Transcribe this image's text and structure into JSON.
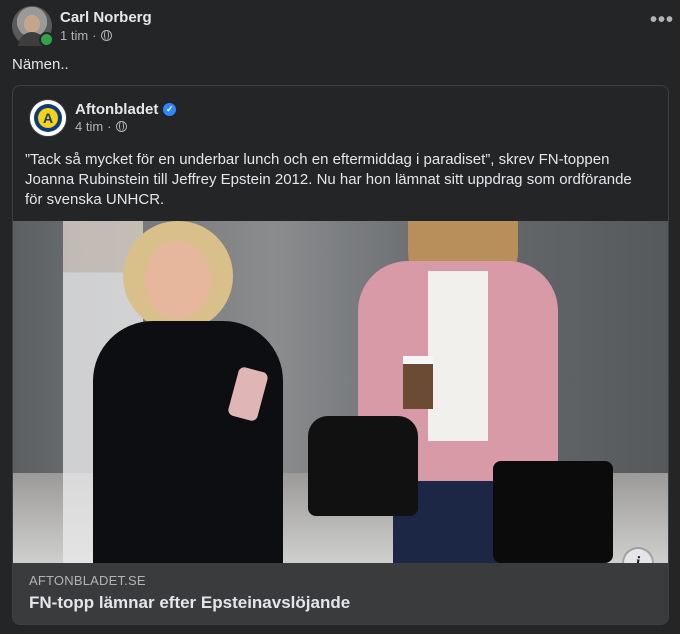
{
  "post": {
    "author": "Carl Norberg",
    "time": "1 tim",
    "separator": "·",
    "text": "Nämen..",
    "more_label": "•••"
  },
  "shared": {
    "page_name": "Aftonbladet",
    "logo_letter": "A",
    "time": "4 tim",
    "separator": "·",
    "body": "”Tack så mycket för en underbar lunch och en eftermiddag i paradiset”, skrev FN-toppen Joanna Rubinstein till Jeffrey Epstein 2012. Nu har hon lämnat sitt uppdrag som ordförande för svenska UNHCR.",
    "link": {
      "domain": "AFTONBLADET.SE",
      "title": "FN-topp lämnar efter Epsteinavslöjande"
    },
    "info_label": "i"
  },
  "icons": {
    "privacy": "globe-icon",
    "verified": "verified-badge-icon",
    "more": "more-options-icon",
    "info": "info-icon"
  },
  "colors": {
    "background": "#242526",
    "link_footer": "#3a3b3c",
    "verified": "#2d88ff",
    "online": "#31a24c"
  }
}
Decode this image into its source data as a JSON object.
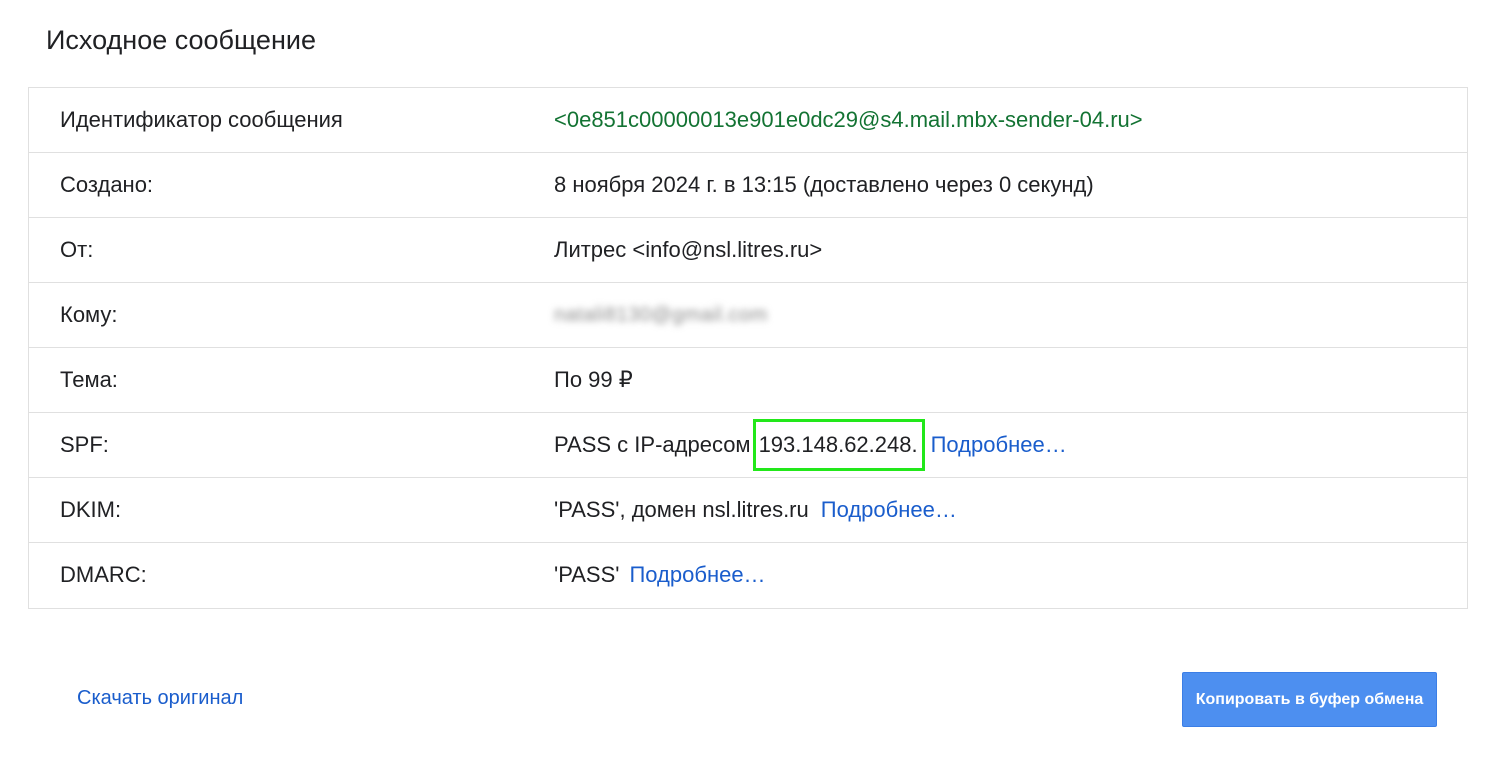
{
  "header": {
    "title": "Исходное сообщение"
  },
  "rows": {
    "message_id": {
      "label": "Идентификатор сообщения",
      "value": "<0e851c00000013e901e0dc29@s4.mail.mbx-sender-04.ru>"
    },
    "created": {
      "label": "Создано:",
      "value": "8 ноября 2024 г. в 13:15 (доставлено через 0 секунд)"
    },
    "from": {
      "label": "От:",
      "value": "Литрес <info@nsl.litres.ru>"
    },
    "to": {
      "label": "Кому:",
      "value": "natali8130@gmail.com"
    },
    "subject": {
      "label": "Тема:",
      "value": "По 99 ₽"
    },
    "spf": {
      "label": "SPF:",
      "value_prefix": "PASS с IP-адресом",
      "ip": "193.148.62.248.",
      "link": "Подробнее…"
    },
    "dkim": {
      "label": "DKIM:",
      "value": "'PASS', домен nsl.litres.ru",
      "link": "Подробнее…"
    },
    "dmarc": {
      "label": "DMARC:",
      "value": "'PASS'",
      "link": "Подробнее…"
    }
  },
  "footer": {
    "download_link": "Скачать оригинал",
    "copy_button": "Копировать в буфер обмена"
  },
  "colors": {
    "link": "#1a5dcc",
    "message_id": "#137333",
    "highlight_box": "#22e81a",
    "button_bg": "#4d8ff0"
  }
}
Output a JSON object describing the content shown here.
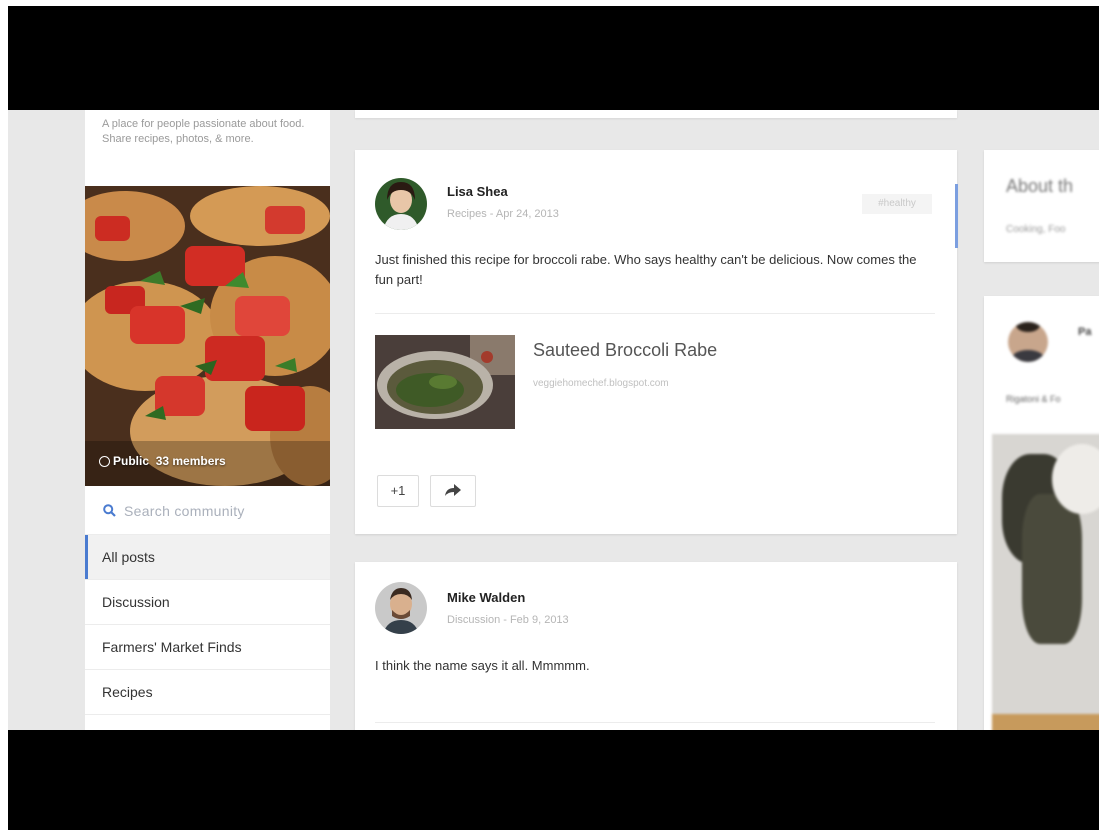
{
  "community": {
    "description": "A place for people passionate about food. Share recipes, photos, & more.",
    "visibility": "Public",
    "members": "33 members",
    "search_placeholder": "Search community",
    "nav": [
      {
        "label": "All posts",
        "active": true
      },
      {
        "label": "Discussion",
        "active": false
      },
      {
        "label": "Farmers' Market Finds",
        "active": false
      },
      {
        "label": "Recipes",
        "active": false
      }
    ]
  },
  "posts": [
    {
      "author": "Lisa Shea",
      "meta": "Recipes - Apr 24, 2013",
      "tag": "#healthy",
      "text": "Just finished this recipe for broccoli rabe. Who says healthy can't be delicious. Now comes the fun part!",
      "link_title": "Sauteed Broccoli Rabe",
      "link_url": "veggiehomechef.blogspot.com",
      "plus_label": "+1"
    },
    {
      "author": "Mike Walden",
      "meta": "Discussion - Feb 9, 2013",
      "text": "I think the name says it all. Mmmmm."
    }
  ],
  "sidebar_right": {
    "about_title": "About th",
    "about_text": "Cooking, Foo",
    "post_author": "Pa",
    "post_text": "Rigatoni & Fo"
  },
  "colors": {
    "accent": "#4a7bd0",
    "background": "#e8e8e8"
  }
}
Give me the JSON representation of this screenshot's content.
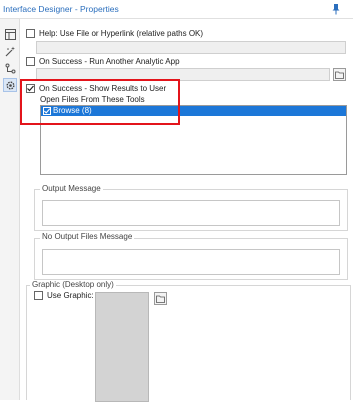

● Instructions to follow: Take the listing above and restate it word for word, without its pictures.

● Task answer:
Transcribe this image's text and structure into JSON.
{
  "post": {
    "author": "Carl Norberg",
    "time": "1 tim",
    "separator": "·",
    "text": "Nämen..",
    "more_label": "•••"
  },
  "shared": {
    "page_name": "Aftonbladet",
    "logo_letter": "A",
    "time": "4 tim",
    "separator": "·",
    "body": "”Tack så mycket för en underbar lunch och en eftermiddag i paradiset”, skrev FN-toppen Joanna Rubinstein till Jeffrey Epstein 2012. Nu har hon lämnat sitt uppdrag som ordförande för svenska UNHCR.",
    "link": {
      "domain": "AFTONBLADET.SE",
      "title": "FN-topp lämnar efter Epsteinavslöjande"
    },
    "info_label": "i"
  },
  "icons": {
    "privacy": "globe-icon",
    "verified": "verified-badge-icon",
    "more": "more-options-icon",
    "info": "info-icon"
  },
  "colors": {
    "background": "#242526",
    "link_footer": "#3a3b3c",
    "verified": "#2d88ff",
    "online": "#31a24c"
  }
}
Decode this image into its source data as a JSON object.
{
  "header": {
    "title": "Исходное сообщение"
  },
  "rows": {
    "message_id": {
      "label": "Идентификатор сообщения",
      "value": "<0e851c00000013e901e0dc29@s4.mail.mbx-sender-04.ru>"
    },
    "created": {
      "label": "Создано:",
      "value": "8 ноября 2024 г. в 13:15 (доставлено через 0 секунд)"
    },
    "from": {
      "label": "От:",
      "value": "Литрес <info@nsl.litres.ru>"
    },
    "to": {
      "label": "Кому:",
      "value": "natali8130@gmail.com"
    },
    "subject": {
      "label": "Тема:",
      "value": "По 99 ₽"
    },
    "spf": {
      "label": "SPF:",
      "value_prefix": "PASS с IP-адресом",
      "ip": "193.148.62.248.",
      "link": "Подробнее…"
    },
    "dkim": {
      "label": "DKIM:",
      "value": "'PASS', домен nsl.litres.ru",
      "link": "Подробнее…"
    },
    "dmarc": {
      "label": "DMARC:",
      "value": "'PASS'",
      "link": "Подробнее…"
    }
  },
  "footer": {
    "download_link": "Скачать оригинал",
    "copy_button": "Копировать в буфер обмена"
  },
  "colors": {
    "link": "#1a5dcc",
    "message_id": "#137333",
    "highlight_box": "#22e81a",
    "button_bg": "#4d8ff0"
  }
}
Output a JSON object describing the content shown here.
{
  "community": {
    "description": "A place for people passionate about food. Share recipes, photos, & more.",
    "visibility": "Public",
    "members": "33 members",
    "search_placeholder": "Search community",
    "nav": [
      {
        "label": "All posts",
        "active": true
      },
      {
        "label": "Discussion",
        "active": false
      },
      {
        "label": "Farmers' Market Finds",
        "active": false
      },
      {
        "label": "Recipes",
        "active": false
      }
    ]
  },
  "posts": [
    {
      "author": "Lisa Shea",
      "meta": "Recipes - Apr 24, 2013",
      "tag": "#healthy",
      "text": "Just finished this recipe for broccoli rabe. Who says healthy can't be delicious. Now comes the fun part!",
      "link_title": "Sauteed Broccoli Rabe",
      "link_url": "veggiehomechef.blogspot.com",
      "plus_label": "+1"
    },
    {
      "author": "Mike Walden",
      "meta": "Discussion - Feb 9, 2013",
      "text": "I think the name says it all. Mmmmm."
    }
  ],
  "sidebar_right": {
    "about_title": "About th",
    "about_text": "Cooking, Foo",
    "post_author": "Pa",
    "post_text": "Rigatoni & Fo"
  },
  "colors": {
    "accent": "#4a7bd0",
    "background": "#e8e8e8"
  }
}
Give me the JSON representation of this screenshot's content.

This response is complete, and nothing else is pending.